# START OF Recorded data
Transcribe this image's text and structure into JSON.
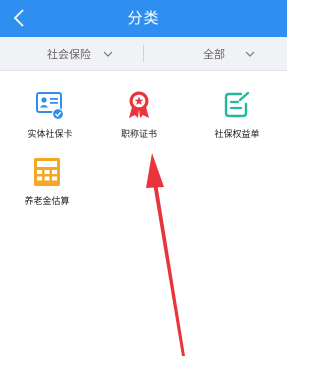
{
  "header": {
    "title": "分类",
    "background_color": "#2f8ff0",
    "back_icon": "back-chevron-icon"
  },
  "filters": {
    "left": {
      "value": "社会保险",
      "icon": "chevron-down-icon"
    },
    "right": {
      "value": "全部",
      "icon": "chevron-down-icon"
    }
  },
  "items": [
    {
      "label": "实体社保卡",
      "icon": "id-card-check-icon",
      "color": "#2f8ff0"
    },
    {
      "label": "职称证书",
      "icon": "award-ribbon-icon",
      "color": "#e8343a"
    },
    {
      "label": "社保权益单",
      "icon": "edit-document-icon",
      "color": "#21b89f"
    },
    {
      "label": "养老金估算",
      "icon": "calculator-icon",
      "color": "#f5a623"
    }
  ],
  "annotation": {
    "type": "red-arrow",
    "color": "#e8343a",
    "points_to": "职称证书"
  }
}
# END OF Recorded data
**What the task requires**
Each entry above is to be written out again unchanged, apart from the pictures, which are left out.

**Correct answer**
Transcribe this image's text and structure into JSON.
{
  "header": {
    "title": "分类",
    "background_color": "#2f8ff0",
    "back_icon": "back-chevron-icon"
  },
  "filters": {
    "left": {
      "value": "社会保险",
      "icon": "chevron-down-icon"
    },
    "right": {
      "value": "全部",
      "icon": "chevron-down-icon"
    }
  },
  "items": [
    {
      "label": "实体社保卡",
      "icon": "id-card-check-icon",
      "color": "#2f8ff0"
    },
    {
      "label": "职称证书",
      "icon": "award-ribbon-icon",
      "color": "#e8343a"
    },
    {
      "label": "社保权益单",
      "icon": "edit-document-icon",
      "color": "#21b89f"
    },
    {
      "label": "养老金估算",
      "icon": "calculator-icon",
      "color": "#f5a623"
    }
  ],
  "annotation": {
    "type": "red-arrow",
    "color": "#e8343a",
    "points_to": "职称证书"
  }
}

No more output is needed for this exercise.